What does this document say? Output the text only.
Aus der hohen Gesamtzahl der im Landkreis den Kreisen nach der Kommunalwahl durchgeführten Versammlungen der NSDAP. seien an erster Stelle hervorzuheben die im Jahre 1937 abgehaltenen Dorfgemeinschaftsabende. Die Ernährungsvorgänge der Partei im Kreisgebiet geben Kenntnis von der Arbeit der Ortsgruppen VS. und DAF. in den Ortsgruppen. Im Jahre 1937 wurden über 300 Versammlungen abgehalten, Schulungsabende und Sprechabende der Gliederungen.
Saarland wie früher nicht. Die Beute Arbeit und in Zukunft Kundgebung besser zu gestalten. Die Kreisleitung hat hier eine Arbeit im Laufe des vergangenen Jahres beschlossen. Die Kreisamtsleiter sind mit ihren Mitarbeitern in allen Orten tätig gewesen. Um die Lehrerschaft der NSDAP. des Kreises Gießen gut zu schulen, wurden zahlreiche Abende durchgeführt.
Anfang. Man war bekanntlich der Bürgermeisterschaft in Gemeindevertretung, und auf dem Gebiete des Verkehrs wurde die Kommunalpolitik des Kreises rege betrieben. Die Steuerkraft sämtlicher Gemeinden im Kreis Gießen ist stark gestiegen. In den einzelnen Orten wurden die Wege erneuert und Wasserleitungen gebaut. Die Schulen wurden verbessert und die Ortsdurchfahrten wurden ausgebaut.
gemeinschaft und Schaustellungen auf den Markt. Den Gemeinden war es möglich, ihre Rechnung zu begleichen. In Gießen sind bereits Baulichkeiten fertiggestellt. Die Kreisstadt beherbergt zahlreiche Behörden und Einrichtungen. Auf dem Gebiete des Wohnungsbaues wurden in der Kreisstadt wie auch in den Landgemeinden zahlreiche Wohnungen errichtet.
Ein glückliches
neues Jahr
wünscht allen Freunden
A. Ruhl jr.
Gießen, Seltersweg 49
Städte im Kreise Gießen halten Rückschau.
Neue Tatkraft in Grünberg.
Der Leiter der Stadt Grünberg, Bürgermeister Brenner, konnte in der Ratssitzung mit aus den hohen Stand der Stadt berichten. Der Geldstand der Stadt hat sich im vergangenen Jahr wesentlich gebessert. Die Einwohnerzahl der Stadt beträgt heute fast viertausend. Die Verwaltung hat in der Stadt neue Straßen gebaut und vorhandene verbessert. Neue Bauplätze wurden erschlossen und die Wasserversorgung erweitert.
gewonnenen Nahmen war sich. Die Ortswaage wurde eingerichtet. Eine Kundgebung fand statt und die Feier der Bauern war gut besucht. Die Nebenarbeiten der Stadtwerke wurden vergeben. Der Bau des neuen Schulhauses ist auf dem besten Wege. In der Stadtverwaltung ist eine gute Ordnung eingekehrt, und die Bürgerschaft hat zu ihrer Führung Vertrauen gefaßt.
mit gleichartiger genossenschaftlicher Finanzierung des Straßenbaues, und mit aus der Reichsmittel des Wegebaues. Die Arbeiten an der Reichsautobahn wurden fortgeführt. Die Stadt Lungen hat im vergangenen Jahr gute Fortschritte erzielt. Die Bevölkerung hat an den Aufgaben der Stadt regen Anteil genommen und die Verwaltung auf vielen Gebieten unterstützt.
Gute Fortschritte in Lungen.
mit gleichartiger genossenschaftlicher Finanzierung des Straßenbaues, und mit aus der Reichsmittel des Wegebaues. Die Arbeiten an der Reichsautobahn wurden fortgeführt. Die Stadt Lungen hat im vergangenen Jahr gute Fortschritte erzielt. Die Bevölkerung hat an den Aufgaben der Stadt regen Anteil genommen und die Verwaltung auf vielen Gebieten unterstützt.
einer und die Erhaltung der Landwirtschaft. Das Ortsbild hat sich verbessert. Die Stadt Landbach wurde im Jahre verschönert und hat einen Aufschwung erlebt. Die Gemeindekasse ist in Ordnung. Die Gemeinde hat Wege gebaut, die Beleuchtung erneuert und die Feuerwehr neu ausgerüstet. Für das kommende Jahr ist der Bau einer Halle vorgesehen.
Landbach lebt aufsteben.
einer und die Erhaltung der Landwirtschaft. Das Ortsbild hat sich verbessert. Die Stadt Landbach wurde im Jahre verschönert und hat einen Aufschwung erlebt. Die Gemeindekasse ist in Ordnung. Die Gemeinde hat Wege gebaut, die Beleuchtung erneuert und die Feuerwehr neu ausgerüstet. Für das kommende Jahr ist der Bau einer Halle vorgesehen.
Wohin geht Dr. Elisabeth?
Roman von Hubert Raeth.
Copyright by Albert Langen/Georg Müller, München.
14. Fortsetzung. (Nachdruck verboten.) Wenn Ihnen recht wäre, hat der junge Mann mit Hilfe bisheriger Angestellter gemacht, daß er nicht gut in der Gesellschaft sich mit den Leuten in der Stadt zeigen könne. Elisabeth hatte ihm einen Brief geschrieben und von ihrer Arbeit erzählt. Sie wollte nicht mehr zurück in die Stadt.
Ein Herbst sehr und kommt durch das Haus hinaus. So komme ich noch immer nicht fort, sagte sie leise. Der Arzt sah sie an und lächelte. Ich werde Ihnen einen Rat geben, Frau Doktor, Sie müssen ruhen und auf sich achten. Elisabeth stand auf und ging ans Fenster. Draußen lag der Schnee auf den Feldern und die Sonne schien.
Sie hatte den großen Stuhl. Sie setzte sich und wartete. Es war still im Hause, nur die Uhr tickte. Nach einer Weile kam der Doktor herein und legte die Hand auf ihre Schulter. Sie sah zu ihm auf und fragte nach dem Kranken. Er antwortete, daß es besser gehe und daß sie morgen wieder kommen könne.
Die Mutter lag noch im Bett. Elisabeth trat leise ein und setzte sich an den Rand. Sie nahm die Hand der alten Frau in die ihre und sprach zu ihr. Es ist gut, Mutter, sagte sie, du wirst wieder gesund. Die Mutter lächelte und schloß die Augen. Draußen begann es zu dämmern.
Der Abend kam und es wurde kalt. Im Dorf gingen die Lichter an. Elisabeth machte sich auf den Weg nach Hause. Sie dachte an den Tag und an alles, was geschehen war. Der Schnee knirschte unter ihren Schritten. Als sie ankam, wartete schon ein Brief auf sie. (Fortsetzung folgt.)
.....
PROBLEM DETAILS - Each line of the material should be duplicated exactly, please.

SOLUTION -
What does this document say? Output the text only.
Aus der hohen Gesamtzahl der im Landkreis den Kreisen nach der Kommunalwahl durchgeführten Versammlungen der NSDAP. seien an erster Stelle hervorzuheben die im Jahre 1937 abgehaltenen Dorfgemeinschaftsabende. Die Ernährungsvorgänge der Partei im Kreisgebiet geben Kenntnis von der Arbeit der Ortsgruppen VS. und DAF. in den Ortsgruppen. Im Jahre 1937 wurden über 300 Versammlungen abgehalten, Schulungsabende und Sprechabende der Gliederungen.
Saarland wie früher nicht. Die Beute Arbeit und in Zukunft Kundgebung besser zu gestalten. Die Kreisleitung hat hier eine Arbeit im Laufe des vergangenen Jahres beschlossen. Die Kreisamtsleiter sind mit ihren Mitarbeitern in allen Orten tätig gewesen. Um die Lehrerschaft der NSDAP. des Kreises Gießen gut zu schulen, wurden zahlreiche Abende durchgeführt.
Anfang. Man war bekanntlich der Bürgermeisterschaft in Gemeindevertretung, und auf dem Gebiete des Verkehrs wurde die Kommunalpolitik des Kreises rege betrieben. Die Steuerkraft sämtlicher Gemeinden im Kreis Gießen ist stark gestiegen. In den einzelnen Orten wurden die Wege erneuert und Wasserleitungen gebaut. Die Schulen wurden verbessert und die Ortsdurchfahrten wurden ausgebaut.
gemeinschaft und Schaustellungen auf den Markt. Den Gemeinden war es möglich, ihre Rechnung zu begleichen. In Gießen sind bereits Baulichkeiten fertiggestellt. Die Kreisstadt beherbergt zahlreiche Behörden und Einrichtungen. Auf dem Gebiete des Wohnungsbaues wurden in der Kreisstadt wie auch in den Landgemeinden zahlreiche Wohnungen errichtet.
Ein glückliches
neues Jahr
wünscht allen Freunden
A. Ruhl jr.
Gießen, Seltersweg 49
Städte im Kreise Gießen halten Rückschau.
Neue Tatkraft in Grünberg.
Der Leiter der Stadt Grünberg, Bürgermeister Brenner, konnte in der Ratssitzung mit aus den hohen Stand der Stadt berichten. Der Geldstand der Stadt hat sich im vergangenen Jahr wesentlich gebessert. Die Einwohnerzahl der Stadt beträgt heute fast viertausend. Die Verwaltung hat in der Stadt neue Straßen gebaut und vorhandene verbessert. Neue Bauplätze wurden erschlossen und die Wasserversorgung erweitert.
gewonnenen Nahmen war sich. Die Ortswaage wurde eingerichtet. Eine Kundgebung fand statt und die Feier der Bauern war gut besucht. Die Nebenarbeiten der Stadtwerke wurden vergeben. Der Bau des neuen Schulhauses ist auf dem besten Wege. In der Stadtverwaltung ist eine gute Ordnung eingekehrt, und die Bürgerschaft hat zu ihrer Führung Vertrauen gefaßt.
mit gleichartiger genossenschaftlicher Finanzierung des Straßenbaues, und mit aus der Reichsmittel des Wegebaues. Die Arbeiten an der Reichsautobahn wurden fortgeführt. Die Stadt Lungen hat im vergangenen Jahr gute Fortschritte erzielt. Die Bevölkerung hat an den Aufgaben der Stadt regen Anteil genommen und die Verwaltung auf vielen Gebieten unterstützt.
Gute Fortschritte in Lungen.
mit gleichartiger genossenschaftlicher Finanzierung des Straßenbaues, und mit aus der Reichsmittel des Wegebaues. Die Arbeiten an der Reichsautobahn wurden fortgeführt. Die Stadt Lungen hat im vergangenen Jahr gute Fortschritte erzielt. Die Bevölkerung hat an den Aufgaben der Stadt regen Anteil genommen und die Verwaltung auf vielen Gebieten unterstützt.
einer und die Erhaltung der Landwirtschaft. Das Ortsbild hat sich verbessert. Die Stadt Landbach wurde im Jahre verschönert und hat einen Aufschwung erlebt. Die Gemeindekasse ist in Ordnung. Die Gemeinde hat Wege gebaut, die Beleuchtung erneuert und die Feuerwehr neu ausgerüstet. Für das kommende Jahr ist der Bau einer Halle vorgesehen.
Landbach lebt aufsteben.
einer und die Erhaltung der Landwirtschaft. Das Ortsbild hat sich verbessert. Die Stadt Landbach wurde im Jahre verschönert und hat einen Aufschwung erlebt. Die Gemeindekasse ist in Ordnung. Die Gemeinde hat Wege gebaut, die Beleuchtung erneuert und die Feuerwehr neu ausgerüstet. Für das kommende Jahr ist der Bau einer Halle vorgesehen.
Wohin geht Dr. Elisabeth?
Roman von Hubert Raeth.
Copyright by Albert Langen/Georg Müller, München.
14. Fortsetzung. (Nachdruck verboten.) Wenn Ihnen recht wäre, hat der junge Mann mit Hilfe bisheriger Angestellter gemacht, daß er nicht gut in der Gesellschaft sich mit den Leuten in der Stadt zeigen könne. Elisabeth hatte ihm einen Brief geschrieben und von ihrer Arbeit erzählt. Sie wollte nicht mehr zurück in die Stadt.
Ein Herbst sehr und kommt durch das Haus hinaus. So komme ich noch immer nicht fort, sagte sie leise. Der Arzt sah sie an und lächelte. Ich werde Ihnen einen Rat geben, Frau Doktor, Sie müssen ruhen und auf sich achten. Elisabeth stand auf und ging ans Fenster. Draußen lag der Schnee auf den Feldern und die Sonne schien.
Sie hatte den großen Stuhl. Sie setzte sich und wartete. Es war still im Hause, nur die Uhr tickte. Nach einer Weile kam der Doktor herein und legte die Hand auf ihre Schulter. Sie sah zu ihm auf und fragte nach dem Kranken. Er antwortete, daß es besser gehe und daß sie morgen wieder kommen könne.
Die Mutter lag noch im Bett. Elisabeth trat leise ein und setzte sich an den Rand. Sie nahm die Hand der alten Frau in die ihre und sprach zu ihr. Es ist gut, Mutter, sagte sie, du wirst wieder gesund. Die Mutter lächelte und schloß die Augen. Draußen begann es zu dämmern.
Der Abend kam und es wurde kalt. Im Dorf gingen die Lichter an. Elisabeth machte sich auf den Weg nach Hause. Sie dachte an den Tag und an alles, was geschehen war. Der Schnee knirschte unter ihren Schritten. Als sie ankam, wartete schon ein Brief auf sie. (Fortsetzung folgt.)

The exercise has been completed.